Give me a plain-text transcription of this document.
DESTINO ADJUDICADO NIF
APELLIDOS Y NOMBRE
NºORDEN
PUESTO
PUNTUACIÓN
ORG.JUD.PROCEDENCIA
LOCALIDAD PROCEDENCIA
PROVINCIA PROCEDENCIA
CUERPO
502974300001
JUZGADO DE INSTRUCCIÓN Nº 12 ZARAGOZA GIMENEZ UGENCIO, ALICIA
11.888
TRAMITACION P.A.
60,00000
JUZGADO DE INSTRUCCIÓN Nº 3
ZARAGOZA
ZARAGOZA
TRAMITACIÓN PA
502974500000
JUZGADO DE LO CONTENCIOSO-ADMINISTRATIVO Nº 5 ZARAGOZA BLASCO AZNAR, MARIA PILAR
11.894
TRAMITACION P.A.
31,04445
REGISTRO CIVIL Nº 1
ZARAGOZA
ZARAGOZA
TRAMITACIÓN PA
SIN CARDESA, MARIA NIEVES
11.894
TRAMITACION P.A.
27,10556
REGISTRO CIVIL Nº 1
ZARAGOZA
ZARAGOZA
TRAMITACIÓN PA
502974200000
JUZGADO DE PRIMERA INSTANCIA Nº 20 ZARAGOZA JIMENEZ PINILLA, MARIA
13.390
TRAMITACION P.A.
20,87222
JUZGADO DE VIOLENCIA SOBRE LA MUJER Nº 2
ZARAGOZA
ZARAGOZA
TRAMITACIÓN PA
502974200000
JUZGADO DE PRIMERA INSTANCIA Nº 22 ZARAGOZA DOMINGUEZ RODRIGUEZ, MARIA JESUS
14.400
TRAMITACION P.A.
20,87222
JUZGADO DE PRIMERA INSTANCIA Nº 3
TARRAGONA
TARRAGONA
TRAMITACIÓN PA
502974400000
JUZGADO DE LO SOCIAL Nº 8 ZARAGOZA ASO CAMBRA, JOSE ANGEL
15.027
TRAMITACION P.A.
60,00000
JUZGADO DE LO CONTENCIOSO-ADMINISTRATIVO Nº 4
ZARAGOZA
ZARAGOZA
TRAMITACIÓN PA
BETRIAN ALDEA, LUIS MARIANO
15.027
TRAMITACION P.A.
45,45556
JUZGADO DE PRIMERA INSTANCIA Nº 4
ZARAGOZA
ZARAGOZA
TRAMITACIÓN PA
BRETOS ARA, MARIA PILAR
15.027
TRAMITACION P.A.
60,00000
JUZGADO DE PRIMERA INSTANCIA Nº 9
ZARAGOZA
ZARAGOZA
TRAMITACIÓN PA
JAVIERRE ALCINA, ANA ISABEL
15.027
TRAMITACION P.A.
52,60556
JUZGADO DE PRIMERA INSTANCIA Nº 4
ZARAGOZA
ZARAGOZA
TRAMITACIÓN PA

== Exercise description ==
Would you give the material above again, complete and exact?

== Written response ==
Give me a plain-text transcription of this document.
DESTINO ADJUDICADO NIF
APELLIDOS Y NOMBRE
NºORDEN
PUESTO
PUNTUACIÓN
ORG.JUD.PROCEDENCIA
LOCALIDAD PROCEDENCIA
PROVINCIA PROCEDENCIA
CUERPO
502974300001
JUZGADO DE INSTRUCCIÓN Nº 12 ZARAGOZA GIMENEZ UGENCIO, ALICIA
11.888
TRAMITACION P.A.
60,00000
JUZGADO DE INSTRUCCIÓN Nº 3
ZARAGOZA
ZARAGOZA
TRAMITACIÓN PA
502974500000
JUZGADO DE LO CONTENCIOSO-ADMINISTRATIVO Nº 5 ZARAGOZA BLASCO AZNAR, MARIA PILAR
11.894
TRAMITACION P.A.
31,04445
REGISTRO CIVIL Nº 1
ZARAGOZA
ZARAGOZA
TRAMITACIÓN PA
SIN CARDESA, MARIA NIEVES
11.894
TRAMITACION P.A.
27,10556
REGISTRO CIVIL Nº 1
ZARAGOZA
ZARAGOZA
TRAMITACIÓN PA
502974200000
JUZGADO DE PRIMERA INSTANCIA Nº 20 ZARAGOZA JIMENEZ PINILLA, MARIA
13.390
TRAMITACION P.A.
20,87222
JUZGADO DE VIOLENCIA SOBRE LA MUJER Nº 2
ZARAGOZA
ZARAGOZA
TRAMITACIÓN PA
502974200000
JUZGADO DE PRIMERA INSTANCIA Nº 22 ZARAGOZA DOMINGUEZ RODRIGUEZ, MARIA JESUS
14.400
TRAMITACION P.A.
20,87222
JUZGADO DE PRIMERA INSTANCIA Nº 3
TARRAGONA
TARRAGONA
TRAMITACIÓN PA
502974400000
JUZGADO DE LO SOCIAL Nº 8 ZARAGOZA ASO CAMBRA, JOSE ANGEL
15.027
TRAMITACION P.A.
60,00000
JUZGADO DE LO CONTENCIOSO-ADMINISTRATIVO Nº 4
ZARAGOZA
ZARAGOZA
TRAMITACIÓN PA
BETRIAN ALDEA, LUIS MARIANO
15.027
TRAMITACION P.A.
45,45556
JUZGADO DE PRIMERA INSTANCIA Nº 4
ZARAGOZA
ZARAGOZA
TRAMITACIÓN PA
BRETOS ARA, MARIA PILAR
15.027
TRAMITACION P.A.
60,00000
JUZGADO DE PRIMERA INSTANCIA Nº 9
ZARAGOZA
ZARAGOZA
TRAMITACIÓN PA
JAVIERRE ALCINA, ANA ISABEL
15.027
TRAMITACION P.A.
52,60556
JUZGADO DE PRIMERA INSTANCIA Nº 4
ZARAGOZA
ZARAGOZA
TRAMITACIÓN PA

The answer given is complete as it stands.